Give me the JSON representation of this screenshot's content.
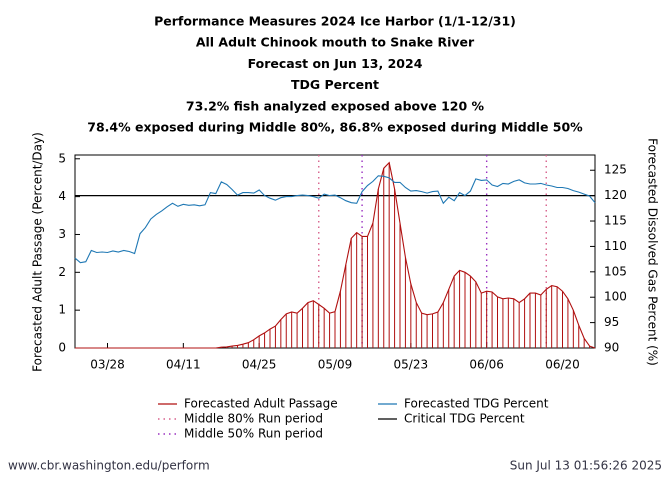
{
  "chart_data": {
    "type": "line",
    "title": [
      "Performance Measures 2024 Ice Harbor (1/1-12/31)",
      "All Adult Chinook mouth to Snake River",
      "Forecast on Jun 13, 2024",
      "TDG Percent",
      "73.2% fish analyzed exposed above 120 %",
      "78.4% exposed during Middle 80%, 86.8% exposed during Middle 50%"
    ],
    "ylabel": "Forecasted Adult Passage (Percent/Day)",
    "y2label": "Forecasted Dissolved Gas Percent (%)",
    "x": [
      "03/22",
      "03/23",
      "03/24",
      "03/25",
      "03/26",
      "03/27",
      "03/28",
      "03/29",
      "03/30",
      "03/31",
      "04/01",
      "04/02",
      "04/03",
      "04/04",
      "04/05",
      "04/06",
      "04/07",
      "04/08",
      "04/09",
      "04/10",
      "04/11",
      "04/12",
      "04/13",
      "04/14",
      "04/15",
      "04/16",
      "04/17",
      "04/18",
      "04/19",
      "04/20",
      "04/21",
      "04/22",
      "04/23",
      "04/24",
      "04/25",
      "04/26",
      "04/27",
      "04/28",
      "04/29",
      "04/30",
      "05/01",
      "05/02",
      "05/03",
      "05/04",
      "05/05",
      "05/06",
      "05/07",
      "05/08",
      "05/09",
      "05/10",
      "05/11",
      "05/12",
      "05/13",
      "05/14",
      "05/15",
      "05/16",
      "05/17",
      "05/18",
      "05/19",
      "05/20",
      "05/21",
      "05/22",
      "05/23",
      "05/24",
      "05/25",
      "05/26",
      "05/27",
      "05/28",
      "05/29",
      "05/30",
      "05/31",
      "06/01",
      "06/02",
      "06/03",
      "06/04",
      "06/05",
      "06/06",
      "06/07",
      "06/08",
      "06/09",
      "06/10",
      "06/11",
      "06/12",
      "06/13",
      "06/14",
      "06/15",
      "06/16",
      "06/17",
      "06/18",
      "06/19",
      "06/20",
      "06/21",
      "06/22",
      "06/23",
      "06/24",
      "06/25",
      "06/26"
    ],
    "xlim": [
      "03/22",
      "06/26"
    ],
    "xticks": [
      "03/28",
      "04/11",
      "04/25",
      "05/09",
      "05/23",
      "06/06",
      "06/20"
    ],
    "ylim": [
      0,
      5.1
    ],
    "yticks": [
      0,
      1,
      2,
      3,
      4,
      5
    ],
    "y2lim": [
      90,
      128
    ],
    "y2ticks": [
      90,
      95,
      100,
      105,
      110,
      115,
      120,
      125
    ],
    "series": [
      {
        "name": "Forecasted Adult Passage",
        "color": "#b01010",
        "bars": true,
        "values": [
          0,
          0,
          0,
          0,
          0,
          0,
          0,
          0,
          0,
          0,
          0,
          0,
          0,
          0,
          0,
          0,
          0,
          0,
          0,
          0,
          0,
          0,
          0,
          0,
          0,
          0,
          0,
          0.02,
          0.03,
          0.05,
          0.07,
          0.1,
          0.14,
          0.22,
          0.32,
          0.4,
          0.5,
          0.58,
          0.75,
          0.9,
          0.95,
          0.92,
          1.05,
          1.2,
          1.25,
          1.15,
          1.05,
          0.92,
          0.96,
          1.5,
          2.2,
          2.9,
          3.05,
          2.95,
          2.95,
          3.3,
          4.2,
          4.75,
          4.9,
          4.2,
          3.3,
          2.4,
          1.7,
          1.2,
          0.92,
          0.88,
          0.9,
          0.95,
          1.2,
          1.55,
          1.9,
          2.05,
          2.0,
          1.9,
          1.75,
          1.45,
          1.5,
          1.48,
          1.35,
          1.3,
          1.32,
          1.3,
          1.2,
          1.3,
          1.45,
          1.45,
          1.4,
          1.55,
          1.65,
          1.62,
          1.5,
          1.3,
          1.0,
          0.6,
          0.25,
          0.05,
          0
        ]
      },
      {
        "name": "Forecasted TDG Percent",
        "color": "#1f78b4",
        "axis": "y2",
        "values": [
          107.7,
          106.8,
          107.0,
          109.2,
          108.8,
          108.9,
          108.8,
          109.1,
          108.9,
          109.2,
          109.0,
          108.6,
          112.5,
          113.7,
          115.4,
          116.3,
          117.0,
          117.8,
          118.5,
          117.9,
          118.3,
          118.1,
          118.2,
          118.0,
          118.2,
          120.6,
          120.4,
          122.7,
          122.2,
          121.2,
          120.1,
          120.6,
          120.6,
          120.5,
          121.1,
          120.0,
          119.5,
          119.1,
          119.6,
          119.8,
          119.8,
          120.0,
          120.1,
          120.0,
          119.8,
          119.5,
          120.3,
          120.0,
          120.1,
          119.6,
          119.0,
          118.6,
          118.5,
          120.8,
          122.0,
          122.8,
          123.9,
          123.8,
          123.5,
          122.6,
          122.6,
          121.6,
          120.9,
          121.0,
          120.8,
          120.5,
          120.8,
          120.9,
          118.5,
          119.7,
          119.0,
          120.6,
          120.0,
          120.9,
          123.3,
          123.0,
          123.1,
          122.1,
          121.8,
          122.4,
          122.3,
          122.8,
          123.1,
          122.5,
          122.3,
          122.3,
          122.4,
          122.1,
          121.9,
          121.6,
          121.6,
          121.4,
          121.0,
          120.7,
          120.3,
          119.9,
          118.6
        ]
      }
    ],
    "reference_lines": [
      {
        "name": "Critical TDG Percent",
        "value": 120,
        "axis": "y2",
        "color": "#000000"
      }
    ],
    "periods": [
      {
        "name": "Middle 80% Run period",
        "color": "#d8608c",
        "dates": [
          "05/06",
          "06/17"
        ]
      },
      {
        "name": "Middle 50% Run period",
        "color": "#9a30c0",
        "dates": [
          "05/14",
          "06/06"
        ]
      }
    ]
  },
  "footer": {
    "left": "www.cbr.washington.edu/perform",
    "right": "Sun Jul 13 01:56:26 2025"
  }
}
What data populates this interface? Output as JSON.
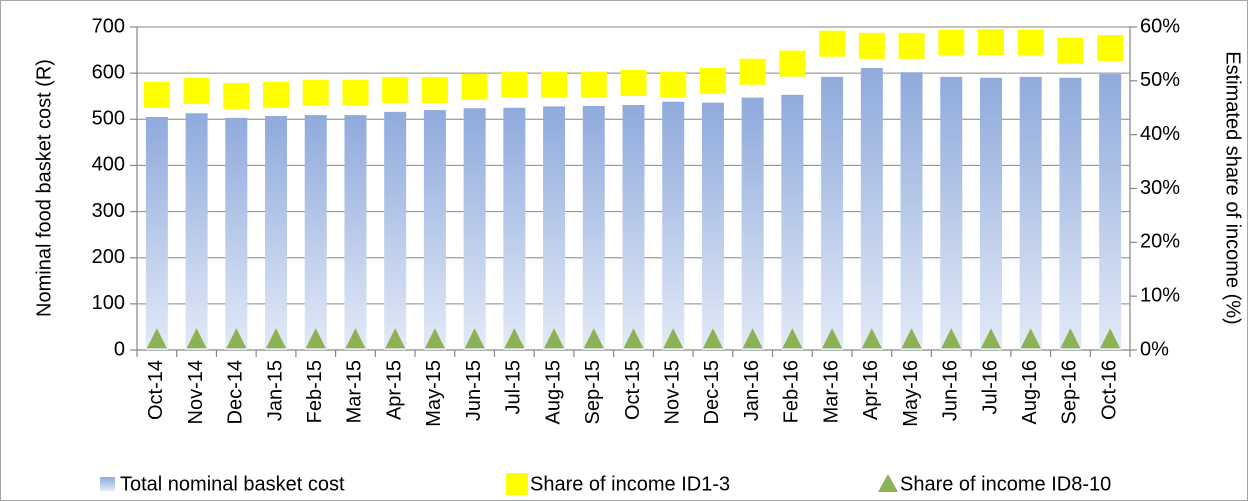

============

* WHAT IS EXPECTED
Each line of the data should be quoted exactly, with pictures left out.

* OUTPUT FOR THIS TASK
Give me the JSON representation of this screenshot's content.
{
  "chart_data": {
    "type": "line",
    "title": [
      "Performance Measures 2024 Ice Harbor (1/1-12/31)",
      "All Adult Chinook mouth to Snake River",
      "Forecast on Jun 13, 2024",
      "TDG Percent",
      "73.2% fish analyzed exposed above 120 %",
      "78.4% exposed during Middle 80%, 86.8% exposed during Middle 50%"
    ],
    "ylabel": "Forecasted Adult Passage (Percent/Day)",
    "y2label": "Forecasted Dissolved Gas Percent (%)",
    "x": [
      "03/22",
      "03/23",
      "03/24",
      "03/25",
      "03/26",
      "03/27",
      "03/28",
      "03/29",
      "03/30",
      "03/31",
      "04/01",
      "04/02",
      "04/03",
      "04/04",
      "04/05",
      "04/06",
      "04/07",
      "04/08",
      "04/09",
      "04/10",
      "04/11",
      "04/12",
      "04/13",
      "04/14",
      "04/15",
      "04/16",
      "04/17",
      "04/18",
      "04/19",
      "04/20",
      "04/21",
      "04/22",
      "04/23",
      "04/24",
      "04/25",
      "04/26",
      "04/27",
      "04/28",
      "04/29",
      "04/30",
      "05/01",
      "05/02",
      "05/03",
      "05/04",
      "05/05",
      "05/06",
      "05/07",
      "05/08",
      "05/09",
      "05/10",
      "05/11",
      "05/12",
      "05/13",
      "05/14",
      "05/15",
      "05/16",
      "05/17",
      "05/18",
      "05/19",
      "05/20",
      "05/21",
      "05/22",
      "05/23",
      "05/24",
      "05/25",
      "05/26",
      "05/27",
      "05/28",
      "05/29",
      "05/30",
      "05/31",
      "06/01",
      "06/02",
      "06/03",
      "06/04",
      "06/05",
      "06/06",
      "06/07",
      "06/08",
      "06/09",
      "06/10",
      "06/11",
      "06/12",
      "06/13",
      "06/14",
      "06/15",
      "06/16",
      "06/17",
      "06/18",
      "06/19",
      "06/20",
      "06/21",
      "06/22",
      "06/23",
      "06/24",
      "06/25",
      "06/26"
    ],
    "xlim": [
      "03/22",
      "06/26"
    ],
    "xticks": [
      "03/28",
      "04/11",
      "04/25",
      "05/09",
      "05/23",
      "06/06",
      "06/20"
    ],
    "ylim": [
      0,
      5.1
    ],
    "yticks": [
      0,
      1,
      2,
      3,
      4,
      5
    ],
    "y2lim": [
      90,
      128
    ],
    "y2ticks": [
      90,
      95,
      100,
      105,
      110,
      115,
      120,
      125
    ],
    "series": [
      {
        "name": "Forecasted Adult Passage",
        "color": "#b01010",
        "bars": true,
        "values": [
          0,
          0,
          0,
          0,
          0,
          0,
          0,
          0,
          0,
          0,
          0,
          0,
          0,
          0,
          0,
          0,
          0,
          0,
          0,
          0,
          0,
          0,
          0,
          0,
          0,
          0,
          0,
          0.02,
          0.03,
          0.05,
          0.07,
          0.1,
          0.14,
          0.22,
          0.32,
          0.4,
          0.5,
          0.58,
          0.75,
          0.9,
          0.95,
          0.92,
          1.05,
          1.2,
          1.25,
          1.15,
          1.05,
          0.92,
          0.96,
          1.5,
          2.2,
          2.9,
          3.05,
          2.95,
          2.95,
          3.3,
          4.2,
          4.75,
          4.9,
          4.2,
          3.3,
          2.4,
          1.7,
          1.2,
          0.92,
          0.88,
          0.9,
          0.95,
          1.2,
          1.55,
          1.9,
          2.05,
          2.0,
          1.9,
          1.75,
          1.45,
          1.5,
          1.48,
          1.35,
          1.3,
          1.32,
          1.3,
          1.2,
          1.3,
          1.45,
          1.45,
          1.4,
          1.55,
          1.65,
          1.62,
          1.5,
          1.3,
          1.0,
          0.6,
          0.25,
          0.05,
          0
        ]
      },
      {
        "name": "Forecasted TDG Percent",
        "color": "#1f78b4",
        "axis": "y2",
        "values": [
          107.7,
          106.8,
          107.0,
          109.2,
          108.8,
          108.9,
          108.8,
          109.1,
          108.9,
          109.2,
          109.0,
          108.6,
          112.5,
          113.7,
          115.4,
          116.3,
          117.0,
          117.8,
          118.5,
          117.9,
          118.3,
          118.1,
          118.2,
          118.0,
          118.2,
          120.6,
          120.4,
          122.7,
          122.2,
          121.2,
          120.1,
          120.6,
          120.6,
          120.5,
          121.1,
          120.0,
          119.5,
          119.1,
          119.6,
          119.8,
          119.8,
          120.0,
          120.1,
          120.0,
          119.8,
          119.5,
          120.3,
          120.0,
          120.1,
          119.6,
          119.0,
          118.6,
          118.5,
          120.8,
          122.0,
          122.8,
          123.9,
          123.8,
          123.5,
          122.6,
          122.6,
          121.6,
          120.9,
          121.0,
          120.8,
          120.5,
          120.8,
          120.9,
          118.5,
          119.7,
          119.0,
          120.6,
          120.0,
          120.9,
          123.3,
          123.0,
          123.1,
          122.1,
          121.8,
          122.4,
          122.3,
          122.8,
          123.1,
          122.5,
          122.3,
          122.3,
          122.4,
          122.1,
          121.9,
          121.6,
          121.6,
          121.4,
          121.0,
          120.7,
          120.3,
          119.9,
          118.6
        ]
      }
    ],
    "reference_lines": [
      {
        "name": "Critical TDG Percent",
        "value": 120,
        "axis": "y2",
        "color": "#000000"
      }
    ],
    "periods": [
      {
        "name": "Middle 80% Run period",
        "color": "#d8608c",
        "dates": [
          "05/06",
          "06/17"
        ]
      },
      {
        "name": "Middle 50% Run period",
        "color": "#9a30c0",
        "dates": [
          "05/14",
          "06/06"
        ]
      }
    ]
  },
  "footer": {
    "left": "www.cbr.washington.edu/perform",
    "right": "Sun Jul 13 01:56:26 2025"
  }
}
What data populates this interface? Output as JSON.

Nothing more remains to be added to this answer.